--- Records shown ---

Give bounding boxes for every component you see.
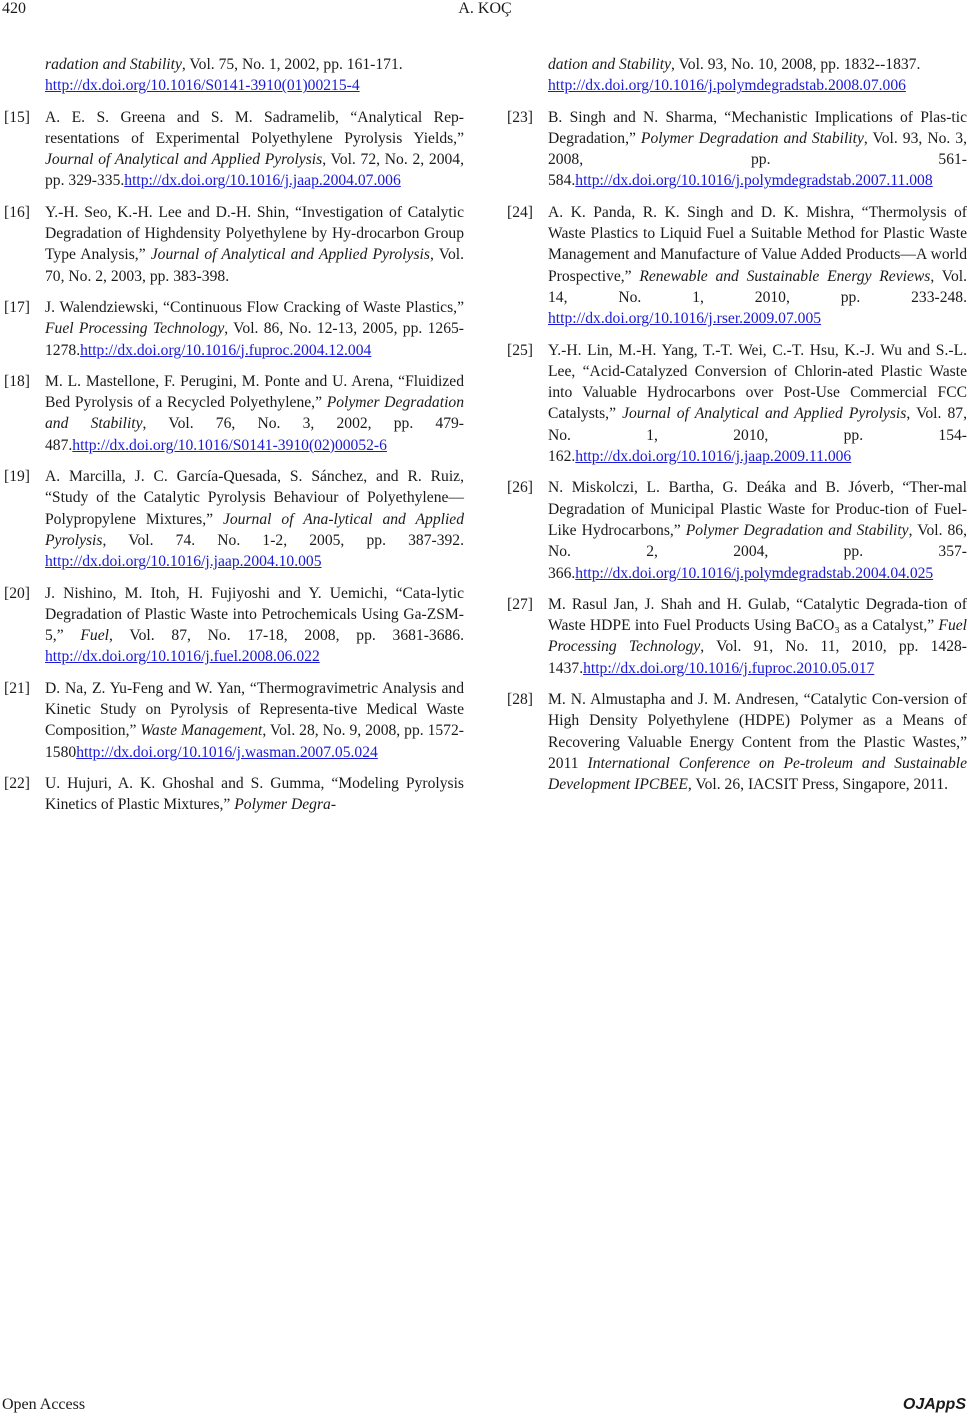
reference-journal: Waste Management xyxy=(140,722,263,740)
reference-details: , Vol. 86, No. 2, 2004, pp. 357-366. xyxy=(548,521,967,582)
reference-item xyxy=(4,107,464,192)
reference-journal: International Conference on Pe-troleum and Sustainable Development IPCBEE xyxy=(548,754,967,794)
reference-details: , Vol. 86, No. 12-13, 2005, pp. 1265-1278. xyxy=(45,320,464,359)
reference-journal: Renewable and Sustainable Energy Reviews xyxy=(639,267,931,285)
reference-details: , Vol. 76, No. 3, 2002, pp. 479-487. xyxy=(45,415,464,454)
reference-journal: Fuel xyxy=(80,627,109,645)
reference-number: [28] xyxy=(507,691,533,709)
reference-journal: Polymer Degradation and Stability xyxy=(685,521,909,539)
reference-authors-title: M. Rasul Jan, J. Shah and H. Gulab, “Catalytic Degrada-tion of Waste HDPE into Fuel Products Using BaCO₃ as a Catalyst,” xyxy=(548,595,967,635)
reference-number: [24] xyxy=(507,203,533,221)
reference-authors-title: U. Hujuri, A. K. Ghoshal and S. Gumma, “Modeling Pyrolysis Kinetics of Plastic Mixtures,” xyxy=(45,774,464,814)
reference-number: [23] xyxy=(507,108,533,126)
reference-item xyxy=(4,466,464,572)
continued-reference xyxy=(507,54,967,97)
reference-details: , Vol. 74. No. 1-2, 2005, pp. 387-392. xyxy=(102,531,464,549)
reference-details: , Vol. 91, No. 11, 2010, pp. 1428-1437. xyxy=(548,638,967,677)
reference-item xyxy=(507,107,967,192)
reference-authors-title: D. Na, Z. Yu-Feng and W. Yan, “Thermogravimetric Analysis and Kinetic Study on Pyrolysis of Representa-tive Medical Waste Composition,” xyxy=(45,679,464,740)
reference-journal: Journal of Ana-lytical and Applied Pyrolysis xyxy=(45,510,464,549)
reference-details: , Vol. 14, No. 1, 2010, pp. 233-248. xyxy=(548,267,967,306)
reference-doi-link[interactable]: http://dx.doi.org/10.1016/j.fuel.2008.06.022 xyxy=(45,648,320,666)
reference-column-left xyxy=(4,54,464,826)
reference-doi-link[interactable]: http://dx.doi.org/10.1016/j.polymdegradstab.2007.11.008 xyxy=(575,172,933,190)
reference-details: , Vol. 93, No. 3, 2008, pp. 561-584. xyxy=(548,129,967,190)
continued-reference xyxy=(4,54,464,97)
reference-doi-link[interactable]: http://dx.doi.org/10.1016/j.wasman.2007.05.024 xyxy=(76,743,378,761)
reference-journal: Polymer Degradation and Stability xyxy=(45,394,464,433)
reference-doi-link[interactable]: http://dx.doi.org/10.1016/S0141-3910(02)00052-6 xyxy=(72,436,387,454)
footer-open-access: Open Access xyxy=(2,1396,86,1413)
reference-item xyxy=(4,773,464,816)
reference-number: [16] xyxy=(4,203,30,221)
reference-details: , Vol. 26, IACSIT Press, Singapore, 2011. xyxy=(687,776,949,794)
reference-authors-title: A. Marcilla, J. C. García-Quesada, S. Sánchez, and R. Ruiz, “Study of the Catalytic Pyrolysis Behaviour of Polyethylene—Polypropylene Mixtures,” xyxy=(45,468,464,528)
reference-journal: Fuel Processing Technology xyxy=(45,320,225,338)
footer-journal-abbrev: OJAppS xyxy=(902,1396,966,1413)
reference-doi-link[interactable]: http://dx.doi.org/10.1016/j.polymdegradstab.2008.07.006 xyxy=(548,77,906,95)
reference-number: [17] xyxy=(4,298,30,316)
reference-details: , Vol. 75, No. 1, 2002, pp. 161-171. xyxy=(181,56,403,73)
reference-authors-title: M. N. Almustapha and J. M. Andresen, “Catalytic Con-version of High Density Polyethylene (HDPE) Polymer as a Means of Recovering Valuable Energy Content from the Plastic Wastes,” 2011 xyxy=(548,691,967,772)
reference-text xyxy=(45,466,464,572)
reference-item xyxy=(507,340,967,468)
reference-authors-title: Y.-H. Seo, K.-H. Lee and D.-H. Shin, “Investigation of Catalytic Degradation of Highdensity Polyethylene by Hy-drocarbon Group Type Analysis,” xyxy=(45,203,464,264)
reference-number: [19] xyxy=(4,468,30,486)
running-title: A. KOÇ xyxy=(458,0,512,17)
reference-number: [21] xyxy=(4,679,30,697)
reference-number: [15] xyxy=(4,108,30,126)
reference-item xyxy=(507,594,967,679)
reference-details: , Vol. 70, No. 2, 2003, pp. 383-398. xyxy=(45,246,464,285)
reference-text xyxy=(548,202,967,330)
reference-text xyxy=(548,689,967,795)
reference-text xyxy=(45,297,464,361)
reference-number: [20] xyxy=(4,584,30,602)
reference-item xyxy=(4,297,464,361)
reference-details: , Vol. 93, No. 10, 2008, pp. 1832--1837. xyxy=(671,56,921,73)
reference-item xyxy=(507,202,967,330)
reference-doi-link[interactable]: http://dx.doi.org/10.1016/j.rser.2009.07.005 xyxy=(548,310,822,328)
reference-text xyxy=(548,107,967,192)
reference-journal: Journal of Analytical and Applied Pyrolysis xyxy=(622,405,907,423)
reference-text xyxy=(45,371,464,456)
reference-text xyxy=(548,340,967,468)
reference-journal: dation and Stability xyxy=(548,56,672,73)
reference-text xyxy=(45,583,464,668)
reference-column-right xyxy=(507,54,967,806)
reference-details: , Vol. 72, No. 2, 2004, pp. 329-335. xyxy=(45,151,464,190)
reference-details: , Vol. 87, No. 1, 2010, pp. 154-162. xyxy=(548,405,967,466)
reference-authors-title: Y.-H. Lin, M.-H. Yang, T.-T. Wei, C.-T. Hsu, K.-J. Wu and S.-L. Lee, “Acid-Catalyzed Conversion of Chlorin-ated Plastic Waste into Valuable Hydrocarbons over Post-Use Commercial FCC Catalysts,” xyxy=(548,341,967,423)
reference-doi-link[interactable]: http://dx.doi.org/10.1016/j.polymdegradstab.2004.04.025 xyxy=(575,564,934,582)
reference-item xyxy=(4,583,464,668)
reference-authors-title: N. Miskolczi, L. Bartha, G. Deáka and B. Jóverb, “Ther-mal Degradation of Municipal Plastic Waste for Produc-tion of Fuel-Like Hydrocarbons,” xyxy=(548,479,967,539)
reference-item xyxy=(507,689,967,795)
reference-authors-title: B. Singh and N. Sharma, “Mechanistic Implications of Plas-tic Degradation,” xyxy=(548,108,967,147)
reference-item xyxy=(4,202,464,287)
reference-item xyxy=(4,371,464,456)
reference-text xyxy=(45,678,464,763)
reference-doi-link[interactable]: http://dx.doi.org/10.1016/j.jaap.2004.10.005 xyxy=(45,553,322,571)
reference-text xyxy=(548,477,967,583)
reference-authors-title: J. Walendziewski, “Continuous Flow Cracking of Waste Plastics,” xyxy=(45,298,464,316)
reference-authors-title: A. K. Panda, R. K. Singh and D. K. Mishra, “Thermolysis of Waste Plastics to Liquid Fuel a Suitable Method for Plastic Waste Management and Manufacture of Value Added Products—A world Prospective,” xyxy=(548,203,967,285)
reference-journal: Polymer Degra- xyxy=(234,796,337,814)
reference-item xyxy=(507,477,967,583)
reference-authors-title: J. Nishino, M. Itoh, H. Fujiyoshi and Y. Uemichi, “Cata-lytic Degradation of Plastic Waste into Petrochemicals Using Ga-ZSM-5,” xyxy=(45,584,464,645)
reference-details: , Vol. 87, No. 17-18, 2008, pp. 3681-3686. xyxy=(108,627,464,645)
reference-doi-link[interactable]: http://dx.doi.org/10.1016/j.fuproc.2010.05.017 xyxy=(583,659,875,677)
page-number: 420 xyxy=(2,0,26,17)
reference-journal: Polymer Degradation and Stability xyxy=(640,129,864,147)
reference-doi-link[interactable]: http://dx.doi.org/10.1016/j.fuproc.2004.12.004 xyxy=(80,341,372,359)
reference-details: , Vol. 28, No. 9, 2008, pp. 1572-1580 xyxy=(45,722,464,761)
reference-doi-link[interactable]: http://dx.doi.org/10.1016/j.jaap.2009.11.006 xyxy=(575,448,852,466)
reference-journal: radation and Stability xyxy=(45,56,182,73)
reference-journal: Fuel Processing Technology xyxy=(548,617,967,656)
reference-number: [26] xyxy=(507,479,533,497)
reference-doi-link[interactable]: http://dx.doi.org/10.1016/S0141-3910(01)00215-4 xyxy=(45,77,360,95)
reference-number: [27] xyxy=(507,595,533,613)
reference-text xyxy=(45,107,464,192)
reference-doi-link[interactable]: http://dx.doi.org/10.1016/j.jaap.2004.07.006 xyxy=(124,172,401,190)
reference-journal: Journal of Analytical and Applied Pyrolysis xyxy=(45,151,323,169)
reference-item xyxy=(4,678,464,763)
reference-number: [18] xyxy=(4,372,30,390)
reference-number: [25] xyxy=(507,341,533,359)
reference-number: [22] xyxy=(4,774,30,792)
reference-text xyxy=(45,773,464,816)
reference-journal: Journal of Analytical and Applied Pyrolysis xyxy=(150,246,430,264)
reference-text xyxy=(548,594,967,679)
reference-text xyxy=(45,202,464,287)
reference-authors-title: M. L. Mastellone, F. Perugini, M. Ponte and U. Arena, “Fluidized Bed Pyrolysis of a Recycled Polyethylene,” xyxy=(45,372,464,412)
reference-authors-title: A. E. S. Greena and S. M. Sadramelib, “Analytical Rep-resentations of Experimental Polyethylene Pyrolysis Yields,” xyxy=(45,108,464,147)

---

### Requirements
Please convert the entries between the line containing "reference-journal: Waste Management" and the line containing "continued-reference xyxy=(507,54,967,97)", inclusive, into a JSON list of strings with one string per line and blank lines omitted.

### Response to the task
[
  "reference-journal: Waste Management xyxy=(140,722,263,740)",
  "reference-details: , Vol. 86, No. 2, 2004, pp. 357-366. xyxy=(548,521,967,582)",
  "reference-item xyxy=(4,107,464,192)",
  "reference-journal: International Conference on Pe-troleum and Sustainable Development IPCBEE xyxy=(548,754,967,794)",
  "reference-details: , Vol. 86, No. 12-13, 2005, pp. 1265-1278. xyxy=(45,320,464,359)",
  "reference-journal: Renewable and Sustainable Energy Reviews xyxy=(639,267,931,285)",
  "reference-details: , Vol. 76, No. 3, 2002, pp. 479-487. xyxy=(45,415,464,454)",
  "reference-journal: Fuel xyxy=(80,627,109,645)",
  "reference-number: [28] xyxy=(507,691,533,709)",
  "reference-journal: Polymer Degradation and Stability xyxy=(685,521,909,539)",
  "reference-authors-title: M. Rasul Jan, J. Shah and H. Gulab, “Catalytic Degrada-tion of Waste HDPE into Fuel Products Using BaCO₃ as a Catalyst,” xyxy=(548,595,967,635)",
  "reference-number: [24] xyxy=(507,203,533,221)",
  "reference-authors-title: U. Hujuri, A. K. Ghoshal and S. Gumma, “Modeling Pyrolysis Kinetics of Plastic Mixtures,” xyxy=(45,774,464,814)",
  "reference-number: [23] xyxy=(507,108,533,126)",
  "reference-item xyxy=(4,466,464,572)",
  "continued-reference xyxy=(507,54,967,97)"
]